● RECORDS FOR PROCESSING
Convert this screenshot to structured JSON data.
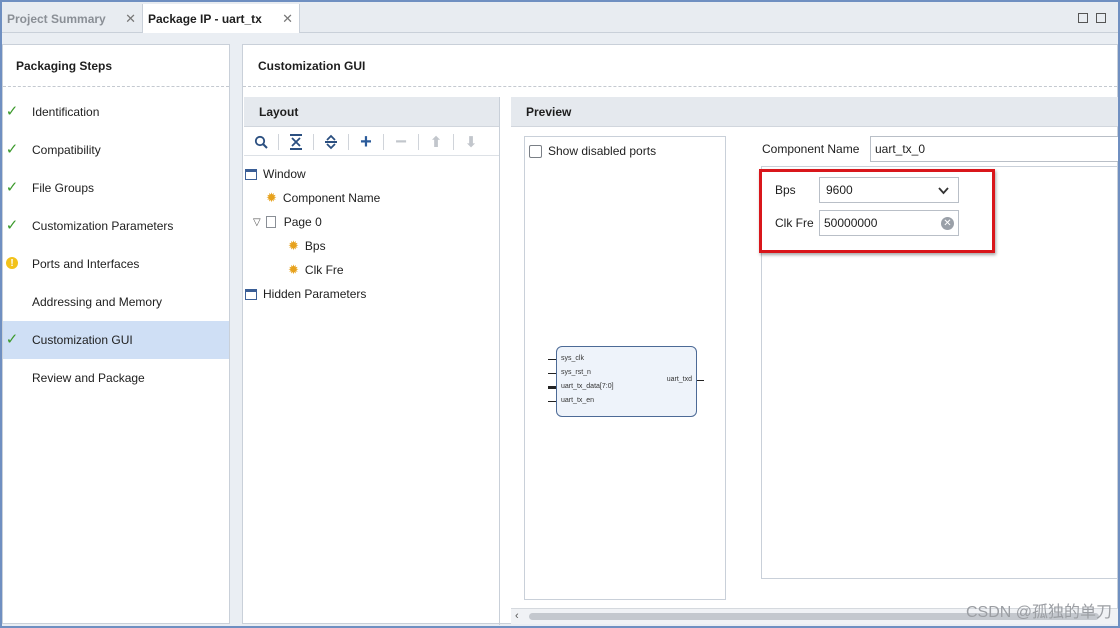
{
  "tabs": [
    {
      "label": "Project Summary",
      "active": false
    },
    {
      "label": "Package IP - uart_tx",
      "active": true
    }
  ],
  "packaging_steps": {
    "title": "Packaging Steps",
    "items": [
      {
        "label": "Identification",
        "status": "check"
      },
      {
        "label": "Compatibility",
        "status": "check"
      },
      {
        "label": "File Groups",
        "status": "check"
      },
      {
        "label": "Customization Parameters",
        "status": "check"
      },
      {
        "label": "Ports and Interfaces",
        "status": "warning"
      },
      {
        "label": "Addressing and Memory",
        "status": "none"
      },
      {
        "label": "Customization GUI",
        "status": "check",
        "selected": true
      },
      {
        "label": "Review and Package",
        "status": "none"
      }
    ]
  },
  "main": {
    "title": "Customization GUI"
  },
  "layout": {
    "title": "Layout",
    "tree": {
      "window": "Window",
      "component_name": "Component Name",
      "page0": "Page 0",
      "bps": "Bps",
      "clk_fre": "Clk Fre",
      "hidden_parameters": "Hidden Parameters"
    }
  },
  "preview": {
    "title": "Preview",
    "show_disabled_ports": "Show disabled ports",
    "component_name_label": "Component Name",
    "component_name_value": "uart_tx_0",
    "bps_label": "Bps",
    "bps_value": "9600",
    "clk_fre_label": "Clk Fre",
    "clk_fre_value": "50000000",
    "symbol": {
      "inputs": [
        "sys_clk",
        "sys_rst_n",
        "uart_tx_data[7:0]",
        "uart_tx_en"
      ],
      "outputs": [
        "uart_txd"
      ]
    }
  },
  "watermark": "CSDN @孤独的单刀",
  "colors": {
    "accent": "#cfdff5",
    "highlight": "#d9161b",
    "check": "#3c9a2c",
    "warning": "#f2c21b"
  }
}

● TASK PROMPT
Copy the material above exactly and drop the pictures.

● TASK RESPONSE
Convert this screenshot to structured JSON data.
{
  "tabs": [
    {
      "label": "Project Summary",
      "active": false
    },
    {
      "label": "Package IP - uart_tx",
      "active": true
    }
  ],
  "packaging_steps": {
    "title": "Packaging Steps",
    "items": [
      {
        "label": "Identification",
        "status": "check"
      },
      {
        "label": "Compatibility",
        "status": "check"
      },
      {
        "label": "File Groups",
        "status": "check"
      },
      {
        "label": "Customization Parameters",
        "status": "check"
      },
      {
        "label": "Ports and Interfaces",
        "status": "warning"
      },
      {
        "label": "Addressing and Memory",
        "status": "none"
      },
      {
        "label": "Customization GUI",
        "status": "check",
        "selected": true
      },
      {
        "label": "Review and Package",
        "status": "none"
      }
    ]
  },
  "main": {
    "title": "Customization GUI"
  },
  "layout": {
    "title": "Layout",
    "tree": {
      "window": "Window",
      "component_name": "Component Name",
      "page0": "Page 0",
      "bps": "Bps",
      "clk_fre": "Clk Fre",
      "hidden_parameters": "Hidden Parameters"
    }
  },
  "preview": {
    "title": "Preview",
    "show_disabled_ports": "Show disabled ports",
    "component_name_label": "Component Name",
    "component_name_value": "uart_tx_0",
    "bps_label": "Bps",
    "bps_value": "9600",
    "clk_fre_label": "Clk Fre",
    "clk_fre_value": "50000000",
    "symbol": {
      "inputs": [
        "sys_clk",
        "sys_rst_n",
        "uart_tx_data[7:0]",
        "uart_tx_en"
      ],
      "outputs": [
        "uart_txd"
      ]
    }
  },
  "watermark": "CSDN @孤独的单刀",
  "colors": {
    "accent": "#cfdff5",
    "highlight": "#d9161b",
    "check": "#3c9a2c",
    "warning": "#f2c21b"
  }
}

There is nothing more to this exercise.